(Page transcription records)
§

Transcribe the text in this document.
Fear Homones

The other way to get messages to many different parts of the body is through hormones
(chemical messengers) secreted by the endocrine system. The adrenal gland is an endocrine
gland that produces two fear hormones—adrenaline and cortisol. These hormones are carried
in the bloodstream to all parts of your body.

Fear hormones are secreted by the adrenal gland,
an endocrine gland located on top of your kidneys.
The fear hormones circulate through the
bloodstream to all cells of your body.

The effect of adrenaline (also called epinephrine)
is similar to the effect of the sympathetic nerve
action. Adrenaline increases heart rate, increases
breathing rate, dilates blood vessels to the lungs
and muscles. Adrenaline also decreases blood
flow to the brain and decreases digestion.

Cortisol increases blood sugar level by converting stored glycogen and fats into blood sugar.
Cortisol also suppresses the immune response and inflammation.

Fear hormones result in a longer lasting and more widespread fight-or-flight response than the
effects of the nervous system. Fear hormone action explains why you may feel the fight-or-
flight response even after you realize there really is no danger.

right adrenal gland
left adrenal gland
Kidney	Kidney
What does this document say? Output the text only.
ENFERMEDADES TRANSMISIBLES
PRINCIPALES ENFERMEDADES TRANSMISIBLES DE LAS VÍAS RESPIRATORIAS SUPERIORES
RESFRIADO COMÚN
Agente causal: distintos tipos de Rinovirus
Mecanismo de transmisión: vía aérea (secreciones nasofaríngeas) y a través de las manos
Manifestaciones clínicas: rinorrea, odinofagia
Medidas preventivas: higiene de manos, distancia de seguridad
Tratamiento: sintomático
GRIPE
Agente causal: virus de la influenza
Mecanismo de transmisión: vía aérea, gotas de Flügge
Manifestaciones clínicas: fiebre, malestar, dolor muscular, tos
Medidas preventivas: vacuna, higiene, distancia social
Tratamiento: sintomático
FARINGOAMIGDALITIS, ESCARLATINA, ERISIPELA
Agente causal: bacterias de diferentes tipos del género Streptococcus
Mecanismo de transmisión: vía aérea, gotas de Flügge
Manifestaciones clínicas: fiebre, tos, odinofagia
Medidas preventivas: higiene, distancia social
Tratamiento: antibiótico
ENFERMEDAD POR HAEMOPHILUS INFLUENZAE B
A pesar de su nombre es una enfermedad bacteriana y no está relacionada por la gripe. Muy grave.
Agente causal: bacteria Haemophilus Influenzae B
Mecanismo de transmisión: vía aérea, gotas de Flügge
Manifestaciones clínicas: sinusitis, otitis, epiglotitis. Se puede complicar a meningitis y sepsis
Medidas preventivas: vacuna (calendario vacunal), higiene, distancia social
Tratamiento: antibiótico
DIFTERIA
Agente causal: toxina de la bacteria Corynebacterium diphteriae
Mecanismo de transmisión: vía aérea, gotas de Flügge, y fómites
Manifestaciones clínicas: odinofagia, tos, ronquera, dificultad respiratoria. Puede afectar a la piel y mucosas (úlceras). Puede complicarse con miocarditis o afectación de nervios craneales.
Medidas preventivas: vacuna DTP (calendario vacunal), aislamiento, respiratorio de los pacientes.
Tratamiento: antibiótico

§

> [What is required]: Transcribe the data word for word.

> [Task response]:
Transcribe the text in this document.
Fear Homones

The other way to get messages to many different parts of the body is through hormones
(chemical messengers) secreted by the endocrine system. The adrenal gland is an endocrine
gland that produces two fear hormones—adrenaline and cortisol. These hormones are carried
in the bloodstream to all parts of your body.

Fear hormones are secreted by the adrenal gland,
an endocrine gland located on top of your kidneys.
The fear hormones circulate through the
bloodstream to all cells of your body.

The effect of adrenaline (also called epinephrine)
is similar to the effect of the sympathetic nerve
action. Adrenaline increases heart rate, increases
breathing rate, dilates blood vessels to the lungs
and muscles. Adrenaline also decreases blood
flow to the brain and decreases digestion.

Cortisol increases blood sugar level by converting stored glycogen and fats into blood sugar.
Cortisol also suppresses the immune response and inflammation.

Fear hormones result in a longer lasting and more widespread fight-or-flight response than the
effects of the nervous system. Fear hormone action explains why you may feel the fight-or-
flight response even after you realize there really is no danger.

right adrenal gland
left adrenal gland
Kidney	Kidney
What does this document say? Output the text only.
ENFERMEDADES TRANSMISIBLES
PRINCIPALES ENFERMEDADES TRANSMISIBLES DE LAS VÍAS RESPIRATORIAS SUPERIORES
RESFRIADO COMÚN
Agente causal: distintos tipos de Rinovirus
Mecanismo de transmisión: vía aérea (secreciones nasofaríngeas) y a través de las manos
Manifestaciones clínicas: rinorrea, odinofagia
Medidas preventivas: higiene de manos, distancia de seguridad
Tratamiento: sintomático
GRIPE
Agente causal: virus de la influenza
Mecanismo de transmisión: vía aérea, gotas de Flügge
Manifestaciones clínicas: fiebre, malestar, dolor muscular, tos
Medidas preventivas: vacuna, higiene, distancia social
Tratamiento: sintomático
FARINGOAMIGDALITIS, ESCARLATINA, ERISIPELA
Agente causal: bacterias de diferentes tipos del género Streptococcus
Mecanismo de transmisión: vía aérea, gotas de Flügge
Manifestaciones clínicas: fiebre, tos, odinofagia
Medidas preventivas: higiene, distancia social
Tratamiento: antibiótico
ENFERMEDAD POR HAEMOPHILUS INFLUENZAE B
A pesar de su nombre es una enfermedad bacteriana y no está relacionada por la gripe. Muy grave.
Agente causal: bacteria Haemophilus Influenzae B
Mecanismo de transmisión: vía aérea, gotas de Flügge
Manifestaciones clínicas: sinusitis, otitis, epiglotitis. Se puede complicar a meningitis y sepsis
Medidas preventivas: vacuna (calendario vacunal), higiene, distancia social
Tratamiento: antibiótico
DIFTERIA
Agente causal: toxina de la bacteria Corynebacterium diphteriae
Mecanismo de transmisión: vía aérea, gotas de Flügge, y fómites
Manifestaciones clínicas: odinofagia, tos, ronquera, dificultad respiratoria. Puede afectar a la piel y mucosas (úlceras). Puede complicarse con miocarditis o afectación de nervios craneales.
Medidas preventivas: vacuna DTP (calendario vacunal), aislamiento, respiratorio de los pacientes.
Tratamiento: antibiótico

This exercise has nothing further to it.